Problem to work on — Write out the whole listing, matching it exactly.
───── Raw records
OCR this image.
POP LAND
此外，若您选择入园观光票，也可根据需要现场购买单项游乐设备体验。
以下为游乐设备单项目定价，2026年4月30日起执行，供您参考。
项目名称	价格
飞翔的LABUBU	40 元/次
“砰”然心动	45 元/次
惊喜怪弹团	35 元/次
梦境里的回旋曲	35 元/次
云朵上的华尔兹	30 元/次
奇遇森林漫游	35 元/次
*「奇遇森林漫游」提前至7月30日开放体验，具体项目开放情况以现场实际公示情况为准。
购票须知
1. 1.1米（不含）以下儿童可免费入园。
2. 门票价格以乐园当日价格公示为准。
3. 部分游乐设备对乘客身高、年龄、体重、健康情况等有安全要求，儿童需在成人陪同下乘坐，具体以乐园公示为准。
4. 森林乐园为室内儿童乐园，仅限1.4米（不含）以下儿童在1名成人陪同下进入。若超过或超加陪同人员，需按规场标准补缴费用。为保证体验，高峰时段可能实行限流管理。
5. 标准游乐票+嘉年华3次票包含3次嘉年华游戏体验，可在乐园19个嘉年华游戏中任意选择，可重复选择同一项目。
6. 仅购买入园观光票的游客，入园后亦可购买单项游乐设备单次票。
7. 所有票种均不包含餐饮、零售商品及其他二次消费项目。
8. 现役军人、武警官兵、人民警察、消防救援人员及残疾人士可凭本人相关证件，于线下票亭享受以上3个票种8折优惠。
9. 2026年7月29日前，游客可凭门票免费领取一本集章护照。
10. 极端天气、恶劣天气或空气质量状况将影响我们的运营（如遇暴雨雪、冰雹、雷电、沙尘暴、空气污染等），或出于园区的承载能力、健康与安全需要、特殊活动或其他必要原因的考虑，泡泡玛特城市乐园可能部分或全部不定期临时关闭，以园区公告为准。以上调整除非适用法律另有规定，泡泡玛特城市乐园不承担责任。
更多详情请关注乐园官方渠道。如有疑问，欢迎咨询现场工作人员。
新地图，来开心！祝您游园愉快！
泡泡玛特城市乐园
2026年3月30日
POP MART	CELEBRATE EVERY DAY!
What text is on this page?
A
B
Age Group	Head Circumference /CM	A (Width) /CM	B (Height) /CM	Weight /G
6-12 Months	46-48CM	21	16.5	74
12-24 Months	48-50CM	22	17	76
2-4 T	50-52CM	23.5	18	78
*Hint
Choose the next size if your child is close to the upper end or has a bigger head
──────────
Complete output —
OCR this image.
POP LAND
此外，若您选择入园观光票，也可根据需要现场购买单项游乐设备体验。
以下为游乐设备单项目定价，2026年4月30日起执行，供您参考。
项目名称	价格
飞翔的LABUBU	40 元/次
“砰”然心动	45 元/次
惊喜怪弹团	35 元/次
梦境里的回旋曲	35 元/次
云朵上的华尔兹	30 元/次
奇遇森林漫游	35 元/次
*「奇遇森林漫游」提前至7月30日开放体验，具体项目开放情况以现场实际公示情况为准。
购票须知
1. 1.1米（不含）以下儿童可免费入园。
2. 门票价格以乐园当日价格公示为准。
3. 部分游乐设备对乘客身高、年龄、体重、健康情况等有安全要求，儿童需在成人陪同下乘坐，具体以乐园公示为准。
4. 森林乐园为室内儿童乐园，仅限1.4米（不含）以下儿童在1名成人陪同下进入。若超过或超加陪同人员，需按规场标准补缴费用。为保证体验，高峰时段可能实行限流管理。
5. 标准游乐票+嘉年华3次票包含3次嘉年华游戏体验，可在乐园19个嘉年华游戏中任意选择，可重复选择同一项目。
6. 仅购买入园观光票的游客，入园后亦可购买单项游乐设备单次票。
7. 所有票种均不包含餐饮、零售商品及其他二次消费项目。
8. 现役军人、武警官兵、人民警察、消防救援人员及残疾人士可凭本人相关证件，于线下票亭享受以上3个票种8折优惠。
9. 2026年7月29日前，游客可凭门票免费领取一本集章护照。
10. 极端天气、恶劣天气或空气质量状况将影响我们的运营（如遇暴雨雪、冰雹、雷电、沙尘暴、空气污染等），或出于园区的承载能力、健康与安全需要、特殊活动或其他必要原因的考虑，泡泡玛特城市乐园可能部分或全部不定期临时关闭，以园区公告为准。以上调整除非适用法律另有规定，泡泡玛特城市乐园不承担责任。
更多详情请关注乐园官方渠道。如有疑问，欢迎咨询现场工作人员。
新地图，来开心！祝您游园愉快！
泡泡玛特城市乐园
2026年3月30日
POP MART	CELEBRATE EVERY DAY!
What text is on this page?
A
B
Age Group	Head Circumference /CM	A (Width) /CM	B (Height) /CM	Weight /G
6-12 Months	46-48CM	21	16.5	74
12-24 Months	48-50CM	22	17	76
2-4 T	50-52CM	23.5	18	78
*Hint
Choose the next size if your child is close to the upper end or has a bigger head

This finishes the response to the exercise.